ROWS →
■ ■ ■

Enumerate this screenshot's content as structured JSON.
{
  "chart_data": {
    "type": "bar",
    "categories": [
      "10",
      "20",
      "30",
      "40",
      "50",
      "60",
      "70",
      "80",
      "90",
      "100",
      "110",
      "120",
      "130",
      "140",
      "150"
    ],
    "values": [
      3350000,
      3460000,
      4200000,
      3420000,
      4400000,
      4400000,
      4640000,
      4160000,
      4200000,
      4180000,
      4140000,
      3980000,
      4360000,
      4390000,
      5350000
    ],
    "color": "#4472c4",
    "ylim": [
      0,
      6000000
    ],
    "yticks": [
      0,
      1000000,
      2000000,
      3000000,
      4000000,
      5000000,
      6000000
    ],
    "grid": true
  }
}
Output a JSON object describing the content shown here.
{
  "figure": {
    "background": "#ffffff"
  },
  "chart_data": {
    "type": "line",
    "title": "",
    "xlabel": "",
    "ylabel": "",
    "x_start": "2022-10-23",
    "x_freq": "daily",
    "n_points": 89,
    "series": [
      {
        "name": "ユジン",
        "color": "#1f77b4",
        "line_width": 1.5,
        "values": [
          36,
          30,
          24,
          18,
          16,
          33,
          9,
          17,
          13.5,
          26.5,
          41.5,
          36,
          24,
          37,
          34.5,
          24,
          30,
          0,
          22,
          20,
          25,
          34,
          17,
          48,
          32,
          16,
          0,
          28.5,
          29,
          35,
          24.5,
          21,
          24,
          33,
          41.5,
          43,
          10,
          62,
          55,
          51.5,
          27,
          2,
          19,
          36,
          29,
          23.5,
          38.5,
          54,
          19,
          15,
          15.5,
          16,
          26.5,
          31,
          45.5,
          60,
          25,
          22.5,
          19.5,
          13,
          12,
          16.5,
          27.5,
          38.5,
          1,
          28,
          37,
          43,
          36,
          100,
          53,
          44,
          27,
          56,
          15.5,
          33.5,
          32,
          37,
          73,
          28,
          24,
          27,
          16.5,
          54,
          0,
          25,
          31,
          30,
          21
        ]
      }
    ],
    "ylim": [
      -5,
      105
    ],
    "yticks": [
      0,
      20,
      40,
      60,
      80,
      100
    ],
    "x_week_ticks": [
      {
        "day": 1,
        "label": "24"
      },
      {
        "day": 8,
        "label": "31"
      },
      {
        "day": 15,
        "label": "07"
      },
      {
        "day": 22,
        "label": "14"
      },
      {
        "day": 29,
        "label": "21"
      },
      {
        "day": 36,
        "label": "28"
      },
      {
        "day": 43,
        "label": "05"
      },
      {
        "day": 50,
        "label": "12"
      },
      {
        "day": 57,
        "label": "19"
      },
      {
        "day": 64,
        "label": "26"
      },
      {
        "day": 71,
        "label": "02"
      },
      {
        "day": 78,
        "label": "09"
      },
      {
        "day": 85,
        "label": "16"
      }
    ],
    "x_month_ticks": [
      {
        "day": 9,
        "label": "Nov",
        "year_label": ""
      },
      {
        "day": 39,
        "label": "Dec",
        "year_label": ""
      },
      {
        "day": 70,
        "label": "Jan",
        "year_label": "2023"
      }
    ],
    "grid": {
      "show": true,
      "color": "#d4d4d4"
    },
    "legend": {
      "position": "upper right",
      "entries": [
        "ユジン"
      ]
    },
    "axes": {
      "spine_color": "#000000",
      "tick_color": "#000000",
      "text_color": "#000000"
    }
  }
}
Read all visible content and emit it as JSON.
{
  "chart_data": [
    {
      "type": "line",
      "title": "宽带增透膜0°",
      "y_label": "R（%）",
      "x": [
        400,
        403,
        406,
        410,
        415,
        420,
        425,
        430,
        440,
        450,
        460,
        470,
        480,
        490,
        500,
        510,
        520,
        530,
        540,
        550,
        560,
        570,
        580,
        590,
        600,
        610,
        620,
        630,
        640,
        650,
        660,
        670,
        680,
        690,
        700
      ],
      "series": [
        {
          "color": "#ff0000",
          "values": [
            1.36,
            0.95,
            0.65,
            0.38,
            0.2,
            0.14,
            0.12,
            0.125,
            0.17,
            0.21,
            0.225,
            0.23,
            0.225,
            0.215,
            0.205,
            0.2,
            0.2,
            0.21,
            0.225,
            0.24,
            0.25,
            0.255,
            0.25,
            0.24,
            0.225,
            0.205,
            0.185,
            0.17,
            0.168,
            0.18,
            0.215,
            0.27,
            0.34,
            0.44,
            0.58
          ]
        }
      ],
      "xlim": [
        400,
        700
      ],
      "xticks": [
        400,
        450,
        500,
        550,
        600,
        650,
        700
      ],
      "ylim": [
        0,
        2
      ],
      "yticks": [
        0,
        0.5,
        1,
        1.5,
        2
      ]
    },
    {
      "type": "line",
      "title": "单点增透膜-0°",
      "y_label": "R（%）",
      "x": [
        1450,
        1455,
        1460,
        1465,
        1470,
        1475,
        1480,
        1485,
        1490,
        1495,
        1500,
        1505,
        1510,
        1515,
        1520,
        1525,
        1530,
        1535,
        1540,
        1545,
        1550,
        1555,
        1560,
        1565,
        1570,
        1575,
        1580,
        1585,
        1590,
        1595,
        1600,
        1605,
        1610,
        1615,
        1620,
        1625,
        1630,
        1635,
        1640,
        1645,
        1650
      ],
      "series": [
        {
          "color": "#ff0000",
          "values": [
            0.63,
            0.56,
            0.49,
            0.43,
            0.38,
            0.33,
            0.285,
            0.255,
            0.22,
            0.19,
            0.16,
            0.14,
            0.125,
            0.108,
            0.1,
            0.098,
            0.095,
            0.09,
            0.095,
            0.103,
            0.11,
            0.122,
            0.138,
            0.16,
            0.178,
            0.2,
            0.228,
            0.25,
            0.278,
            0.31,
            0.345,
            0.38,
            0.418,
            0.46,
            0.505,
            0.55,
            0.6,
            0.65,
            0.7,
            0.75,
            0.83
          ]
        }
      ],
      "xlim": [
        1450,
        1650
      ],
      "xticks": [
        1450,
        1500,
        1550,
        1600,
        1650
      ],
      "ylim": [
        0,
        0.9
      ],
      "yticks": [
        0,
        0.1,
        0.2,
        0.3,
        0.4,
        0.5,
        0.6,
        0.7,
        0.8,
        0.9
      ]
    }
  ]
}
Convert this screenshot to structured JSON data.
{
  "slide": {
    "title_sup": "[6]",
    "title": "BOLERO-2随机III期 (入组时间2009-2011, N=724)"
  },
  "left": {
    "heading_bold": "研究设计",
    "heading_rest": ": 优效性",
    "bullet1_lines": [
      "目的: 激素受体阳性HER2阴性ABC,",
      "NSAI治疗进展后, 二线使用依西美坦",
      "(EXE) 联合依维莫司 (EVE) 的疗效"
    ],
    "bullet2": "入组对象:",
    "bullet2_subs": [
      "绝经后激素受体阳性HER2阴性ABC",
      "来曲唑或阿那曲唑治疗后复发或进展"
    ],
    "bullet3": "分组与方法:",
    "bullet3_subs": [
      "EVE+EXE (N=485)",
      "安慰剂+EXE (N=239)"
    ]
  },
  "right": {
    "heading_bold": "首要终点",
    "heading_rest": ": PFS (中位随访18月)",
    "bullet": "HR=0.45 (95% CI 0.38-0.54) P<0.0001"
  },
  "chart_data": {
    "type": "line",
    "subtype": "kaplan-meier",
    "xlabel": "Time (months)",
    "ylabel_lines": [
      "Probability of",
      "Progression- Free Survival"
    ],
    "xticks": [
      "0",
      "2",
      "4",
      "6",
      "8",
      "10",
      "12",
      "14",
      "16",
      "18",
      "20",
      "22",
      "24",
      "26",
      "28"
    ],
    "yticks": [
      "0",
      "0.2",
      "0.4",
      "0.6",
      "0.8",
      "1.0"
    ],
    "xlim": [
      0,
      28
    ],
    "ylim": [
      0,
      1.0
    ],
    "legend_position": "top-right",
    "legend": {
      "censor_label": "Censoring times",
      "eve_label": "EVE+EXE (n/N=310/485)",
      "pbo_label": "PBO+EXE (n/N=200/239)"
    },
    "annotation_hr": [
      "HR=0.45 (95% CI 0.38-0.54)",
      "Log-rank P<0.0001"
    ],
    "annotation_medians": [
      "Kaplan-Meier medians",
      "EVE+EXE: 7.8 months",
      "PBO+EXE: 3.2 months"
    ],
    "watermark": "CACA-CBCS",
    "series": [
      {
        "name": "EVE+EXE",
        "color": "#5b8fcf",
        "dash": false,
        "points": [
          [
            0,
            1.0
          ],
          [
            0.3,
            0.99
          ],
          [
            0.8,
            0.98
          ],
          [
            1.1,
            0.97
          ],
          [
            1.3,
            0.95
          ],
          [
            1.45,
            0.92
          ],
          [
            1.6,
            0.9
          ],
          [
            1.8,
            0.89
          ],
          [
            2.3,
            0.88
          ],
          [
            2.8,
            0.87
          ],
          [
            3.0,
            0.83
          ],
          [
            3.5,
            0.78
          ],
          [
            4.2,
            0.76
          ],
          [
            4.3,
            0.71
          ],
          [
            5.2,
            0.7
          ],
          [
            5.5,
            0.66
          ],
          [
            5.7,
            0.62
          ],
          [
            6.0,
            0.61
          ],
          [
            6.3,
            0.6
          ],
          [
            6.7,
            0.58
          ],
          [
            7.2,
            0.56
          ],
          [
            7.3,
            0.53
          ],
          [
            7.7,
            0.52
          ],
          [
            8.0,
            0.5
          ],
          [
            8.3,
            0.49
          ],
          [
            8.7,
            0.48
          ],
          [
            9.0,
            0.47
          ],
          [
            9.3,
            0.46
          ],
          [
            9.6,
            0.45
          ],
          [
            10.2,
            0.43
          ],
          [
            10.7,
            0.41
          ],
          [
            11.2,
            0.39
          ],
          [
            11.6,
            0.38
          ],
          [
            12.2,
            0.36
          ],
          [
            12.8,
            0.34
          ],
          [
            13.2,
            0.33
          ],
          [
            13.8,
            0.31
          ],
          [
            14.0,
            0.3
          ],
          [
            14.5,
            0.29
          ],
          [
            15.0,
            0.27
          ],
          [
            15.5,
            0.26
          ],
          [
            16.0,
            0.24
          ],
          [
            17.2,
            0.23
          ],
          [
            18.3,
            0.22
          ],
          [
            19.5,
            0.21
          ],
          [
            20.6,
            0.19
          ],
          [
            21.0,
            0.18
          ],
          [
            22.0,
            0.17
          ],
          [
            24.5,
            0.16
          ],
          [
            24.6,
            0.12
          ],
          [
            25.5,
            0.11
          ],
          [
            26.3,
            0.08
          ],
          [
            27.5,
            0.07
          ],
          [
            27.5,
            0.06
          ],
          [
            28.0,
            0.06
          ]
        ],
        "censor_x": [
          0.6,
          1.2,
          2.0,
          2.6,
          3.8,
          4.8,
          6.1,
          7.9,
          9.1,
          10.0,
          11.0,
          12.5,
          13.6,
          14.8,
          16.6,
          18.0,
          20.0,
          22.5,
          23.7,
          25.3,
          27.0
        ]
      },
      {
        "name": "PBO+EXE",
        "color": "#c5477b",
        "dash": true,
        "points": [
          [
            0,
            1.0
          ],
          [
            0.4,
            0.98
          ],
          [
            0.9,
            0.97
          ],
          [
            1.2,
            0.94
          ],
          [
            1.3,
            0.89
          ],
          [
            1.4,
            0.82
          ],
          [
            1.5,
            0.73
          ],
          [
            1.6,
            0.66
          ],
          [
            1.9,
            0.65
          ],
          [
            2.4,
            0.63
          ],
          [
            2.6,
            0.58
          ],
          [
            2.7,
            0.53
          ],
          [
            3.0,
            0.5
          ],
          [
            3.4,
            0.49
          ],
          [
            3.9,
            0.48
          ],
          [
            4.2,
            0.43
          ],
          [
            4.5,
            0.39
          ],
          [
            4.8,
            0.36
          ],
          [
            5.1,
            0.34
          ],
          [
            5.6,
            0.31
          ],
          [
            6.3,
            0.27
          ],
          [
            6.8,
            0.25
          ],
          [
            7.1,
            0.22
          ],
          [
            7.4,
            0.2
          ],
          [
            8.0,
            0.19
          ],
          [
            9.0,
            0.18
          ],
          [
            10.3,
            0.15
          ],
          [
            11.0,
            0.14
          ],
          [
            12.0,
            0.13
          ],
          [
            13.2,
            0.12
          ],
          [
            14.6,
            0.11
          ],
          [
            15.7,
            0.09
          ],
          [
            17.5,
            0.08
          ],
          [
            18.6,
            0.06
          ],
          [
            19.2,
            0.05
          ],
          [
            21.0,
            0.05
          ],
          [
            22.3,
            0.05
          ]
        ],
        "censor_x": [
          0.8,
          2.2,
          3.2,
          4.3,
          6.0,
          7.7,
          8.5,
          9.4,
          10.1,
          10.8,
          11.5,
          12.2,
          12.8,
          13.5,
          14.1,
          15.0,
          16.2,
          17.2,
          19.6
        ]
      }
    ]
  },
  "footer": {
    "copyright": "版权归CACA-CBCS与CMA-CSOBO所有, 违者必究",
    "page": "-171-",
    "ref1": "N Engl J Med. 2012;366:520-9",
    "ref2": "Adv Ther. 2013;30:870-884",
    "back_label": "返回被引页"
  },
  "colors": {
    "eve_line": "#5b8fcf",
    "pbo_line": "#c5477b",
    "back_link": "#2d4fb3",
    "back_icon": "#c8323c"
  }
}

■ ■ ■

WHAT IS EXPECTED → Using the records above, list each line that includes "months".

FULL OUTPUT →
    "xlabel": "Time (months)",
      "EVE+EXE: 7.8 months",
      "PBO+EXE: 3.2 months"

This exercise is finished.